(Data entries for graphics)

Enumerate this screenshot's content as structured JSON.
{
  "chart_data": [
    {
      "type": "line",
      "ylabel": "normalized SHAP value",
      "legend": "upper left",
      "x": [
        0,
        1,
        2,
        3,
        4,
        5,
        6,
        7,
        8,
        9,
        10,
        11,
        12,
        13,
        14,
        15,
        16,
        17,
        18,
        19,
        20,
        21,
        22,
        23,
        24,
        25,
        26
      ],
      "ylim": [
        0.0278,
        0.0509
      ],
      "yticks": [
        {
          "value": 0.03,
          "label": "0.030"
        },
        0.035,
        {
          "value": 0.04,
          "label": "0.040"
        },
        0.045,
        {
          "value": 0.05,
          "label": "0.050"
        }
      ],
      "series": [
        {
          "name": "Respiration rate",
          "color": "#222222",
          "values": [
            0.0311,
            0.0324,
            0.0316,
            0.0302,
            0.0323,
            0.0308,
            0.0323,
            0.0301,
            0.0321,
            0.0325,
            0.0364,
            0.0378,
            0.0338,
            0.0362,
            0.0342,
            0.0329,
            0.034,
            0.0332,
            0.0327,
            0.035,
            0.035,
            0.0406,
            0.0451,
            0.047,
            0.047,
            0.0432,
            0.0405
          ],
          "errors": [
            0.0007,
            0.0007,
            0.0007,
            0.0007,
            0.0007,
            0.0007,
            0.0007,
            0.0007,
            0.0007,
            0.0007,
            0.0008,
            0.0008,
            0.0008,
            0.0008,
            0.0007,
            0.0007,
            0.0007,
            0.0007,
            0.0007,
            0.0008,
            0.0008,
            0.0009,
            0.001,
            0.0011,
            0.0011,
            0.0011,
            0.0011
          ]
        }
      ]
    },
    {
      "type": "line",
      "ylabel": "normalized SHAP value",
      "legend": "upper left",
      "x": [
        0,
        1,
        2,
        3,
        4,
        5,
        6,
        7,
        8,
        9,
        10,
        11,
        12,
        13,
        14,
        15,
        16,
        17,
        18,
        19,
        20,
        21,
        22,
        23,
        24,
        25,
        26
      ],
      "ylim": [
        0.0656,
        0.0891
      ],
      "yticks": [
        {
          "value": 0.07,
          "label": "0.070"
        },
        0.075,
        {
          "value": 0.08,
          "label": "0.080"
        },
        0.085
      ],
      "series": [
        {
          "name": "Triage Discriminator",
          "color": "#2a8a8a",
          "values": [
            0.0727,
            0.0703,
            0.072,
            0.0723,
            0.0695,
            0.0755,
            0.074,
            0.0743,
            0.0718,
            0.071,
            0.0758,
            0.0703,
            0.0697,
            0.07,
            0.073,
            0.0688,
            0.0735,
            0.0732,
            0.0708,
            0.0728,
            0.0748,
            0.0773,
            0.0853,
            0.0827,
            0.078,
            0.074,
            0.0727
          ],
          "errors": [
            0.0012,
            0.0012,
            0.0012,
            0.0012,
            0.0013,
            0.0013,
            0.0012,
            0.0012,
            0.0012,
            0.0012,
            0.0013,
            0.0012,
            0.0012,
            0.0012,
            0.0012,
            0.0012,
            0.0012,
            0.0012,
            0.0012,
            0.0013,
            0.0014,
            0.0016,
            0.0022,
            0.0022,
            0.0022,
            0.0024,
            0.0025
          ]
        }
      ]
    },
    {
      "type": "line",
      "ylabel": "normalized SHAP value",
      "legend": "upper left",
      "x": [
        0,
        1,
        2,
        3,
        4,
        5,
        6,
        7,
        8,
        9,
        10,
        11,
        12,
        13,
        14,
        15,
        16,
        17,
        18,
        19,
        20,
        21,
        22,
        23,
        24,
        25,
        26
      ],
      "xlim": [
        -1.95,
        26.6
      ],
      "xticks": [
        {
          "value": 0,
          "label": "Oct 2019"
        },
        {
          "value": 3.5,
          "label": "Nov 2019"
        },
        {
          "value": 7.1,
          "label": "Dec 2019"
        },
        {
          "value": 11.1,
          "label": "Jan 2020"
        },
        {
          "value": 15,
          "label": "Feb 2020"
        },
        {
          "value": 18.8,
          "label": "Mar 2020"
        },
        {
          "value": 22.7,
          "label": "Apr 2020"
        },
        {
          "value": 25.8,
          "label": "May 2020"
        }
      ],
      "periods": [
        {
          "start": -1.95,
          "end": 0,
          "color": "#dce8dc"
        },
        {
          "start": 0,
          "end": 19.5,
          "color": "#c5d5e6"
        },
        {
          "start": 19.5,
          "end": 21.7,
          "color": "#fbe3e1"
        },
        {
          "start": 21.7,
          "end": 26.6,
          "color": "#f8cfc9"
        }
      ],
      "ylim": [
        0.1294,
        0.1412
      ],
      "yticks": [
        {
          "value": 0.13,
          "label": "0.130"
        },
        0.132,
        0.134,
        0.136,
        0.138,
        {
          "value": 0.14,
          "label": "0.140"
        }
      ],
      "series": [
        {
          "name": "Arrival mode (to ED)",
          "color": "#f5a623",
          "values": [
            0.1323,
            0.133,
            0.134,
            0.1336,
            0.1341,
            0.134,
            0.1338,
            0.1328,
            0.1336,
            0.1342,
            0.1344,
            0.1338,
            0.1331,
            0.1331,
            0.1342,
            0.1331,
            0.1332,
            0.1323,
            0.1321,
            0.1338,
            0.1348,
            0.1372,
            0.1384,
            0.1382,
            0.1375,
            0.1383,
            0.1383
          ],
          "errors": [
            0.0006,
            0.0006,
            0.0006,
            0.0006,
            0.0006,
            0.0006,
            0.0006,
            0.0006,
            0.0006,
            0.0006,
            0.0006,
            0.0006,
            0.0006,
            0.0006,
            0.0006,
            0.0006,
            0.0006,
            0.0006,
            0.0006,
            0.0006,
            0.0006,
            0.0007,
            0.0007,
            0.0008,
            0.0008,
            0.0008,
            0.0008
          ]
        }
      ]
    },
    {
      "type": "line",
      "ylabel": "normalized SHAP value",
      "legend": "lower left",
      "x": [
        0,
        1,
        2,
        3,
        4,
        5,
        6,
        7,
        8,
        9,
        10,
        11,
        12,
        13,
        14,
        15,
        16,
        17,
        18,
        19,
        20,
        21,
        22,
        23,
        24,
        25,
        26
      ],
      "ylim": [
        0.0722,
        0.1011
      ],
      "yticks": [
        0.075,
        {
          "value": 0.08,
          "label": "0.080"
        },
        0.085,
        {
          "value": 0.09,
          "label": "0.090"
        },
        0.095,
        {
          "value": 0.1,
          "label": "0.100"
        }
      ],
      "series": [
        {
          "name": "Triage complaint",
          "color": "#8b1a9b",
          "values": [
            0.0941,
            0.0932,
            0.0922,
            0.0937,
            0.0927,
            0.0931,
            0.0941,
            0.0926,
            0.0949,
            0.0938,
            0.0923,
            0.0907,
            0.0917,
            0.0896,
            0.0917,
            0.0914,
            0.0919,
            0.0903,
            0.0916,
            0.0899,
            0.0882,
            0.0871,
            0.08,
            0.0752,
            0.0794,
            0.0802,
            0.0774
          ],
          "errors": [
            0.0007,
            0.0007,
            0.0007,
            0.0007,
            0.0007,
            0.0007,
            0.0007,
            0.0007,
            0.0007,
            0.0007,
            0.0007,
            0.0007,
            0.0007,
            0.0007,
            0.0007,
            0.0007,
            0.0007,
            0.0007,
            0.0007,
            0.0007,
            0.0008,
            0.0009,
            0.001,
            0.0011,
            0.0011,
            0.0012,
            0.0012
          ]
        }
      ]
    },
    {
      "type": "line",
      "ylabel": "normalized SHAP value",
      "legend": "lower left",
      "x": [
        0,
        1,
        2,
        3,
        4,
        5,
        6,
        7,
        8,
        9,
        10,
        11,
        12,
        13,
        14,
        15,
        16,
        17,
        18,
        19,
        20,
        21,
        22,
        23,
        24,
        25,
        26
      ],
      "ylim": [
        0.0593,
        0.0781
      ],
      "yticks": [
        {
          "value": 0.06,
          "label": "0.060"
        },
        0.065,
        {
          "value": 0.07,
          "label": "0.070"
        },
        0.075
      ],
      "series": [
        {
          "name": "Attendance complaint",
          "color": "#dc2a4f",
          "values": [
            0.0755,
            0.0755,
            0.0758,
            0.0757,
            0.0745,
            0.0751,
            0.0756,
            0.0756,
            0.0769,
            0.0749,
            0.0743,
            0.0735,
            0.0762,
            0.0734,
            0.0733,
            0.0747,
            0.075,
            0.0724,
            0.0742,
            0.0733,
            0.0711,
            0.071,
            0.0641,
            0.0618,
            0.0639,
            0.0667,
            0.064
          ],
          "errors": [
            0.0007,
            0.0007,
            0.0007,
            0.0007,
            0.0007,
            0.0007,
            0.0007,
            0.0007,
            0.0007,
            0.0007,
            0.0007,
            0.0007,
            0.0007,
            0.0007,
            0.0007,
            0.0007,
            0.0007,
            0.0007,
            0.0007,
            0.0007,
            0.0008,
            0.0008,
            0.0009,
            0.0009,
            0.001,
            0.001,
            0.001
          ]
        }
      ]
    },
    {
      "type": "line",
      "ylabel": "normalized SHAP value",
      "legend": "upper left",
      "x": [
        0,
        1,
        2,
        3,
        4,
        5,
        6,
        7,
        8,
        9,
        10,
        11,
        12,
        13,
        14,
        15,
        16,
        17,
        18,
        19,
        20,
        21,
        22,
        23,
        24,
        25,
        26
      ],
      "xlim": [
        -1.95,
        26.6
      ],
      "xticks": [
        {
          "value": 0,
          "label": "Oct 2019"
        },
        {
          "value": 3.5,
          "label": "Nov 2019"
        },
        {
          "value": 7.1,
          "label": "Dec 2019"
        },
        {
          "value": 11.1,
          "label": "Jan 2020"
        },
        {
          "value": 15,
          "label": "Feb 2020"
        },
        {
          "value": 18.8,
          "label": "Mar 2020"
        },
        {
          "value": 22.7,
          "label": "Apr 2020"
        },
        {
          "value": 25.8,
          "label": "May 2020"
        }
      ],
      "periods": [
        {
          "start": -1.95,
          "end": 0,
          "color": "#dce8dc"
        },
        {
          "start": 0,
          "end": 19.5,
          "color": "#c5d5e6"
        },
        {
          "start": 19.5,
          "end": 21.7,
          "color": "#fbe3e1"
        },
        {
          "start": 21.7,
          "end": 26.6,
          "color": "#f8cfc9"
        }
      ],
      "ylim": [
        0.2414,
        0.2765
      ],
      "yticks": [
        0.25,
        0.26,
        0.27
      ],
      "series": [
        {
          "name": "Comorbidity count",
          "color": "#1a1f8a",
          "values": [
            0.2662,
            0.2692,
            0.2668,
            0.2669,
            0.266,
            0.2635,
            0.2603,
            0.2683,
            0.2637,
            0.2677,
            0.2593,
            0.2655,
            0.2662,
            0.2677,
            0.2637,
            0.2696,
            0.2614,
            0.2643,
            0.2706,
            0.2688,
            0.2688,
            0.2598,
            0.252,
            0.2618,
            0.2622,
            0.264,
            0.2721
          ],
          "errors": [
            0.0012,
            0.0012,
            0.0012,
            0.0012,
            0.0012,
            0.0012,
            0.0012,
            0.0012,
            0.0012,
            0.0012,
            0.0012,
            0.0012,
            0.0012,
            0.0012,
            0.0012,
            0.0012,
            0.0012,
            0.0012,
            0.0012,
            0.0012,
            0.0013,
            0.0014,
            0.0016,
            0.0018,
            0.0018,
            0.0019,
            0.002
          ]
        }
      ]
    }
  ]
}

> **GOAL**
Extract every line from the records above that contains the word "name".

> **CORRECT RESPONSE**
          "name": "Respiration rate",
          "name": "Triage Discriminator",
          "name": "Arrival mode (to ED)",
          "name": "Triage complaint",
          "name": "Attendance complaint",
          "name": "Comorbidity count",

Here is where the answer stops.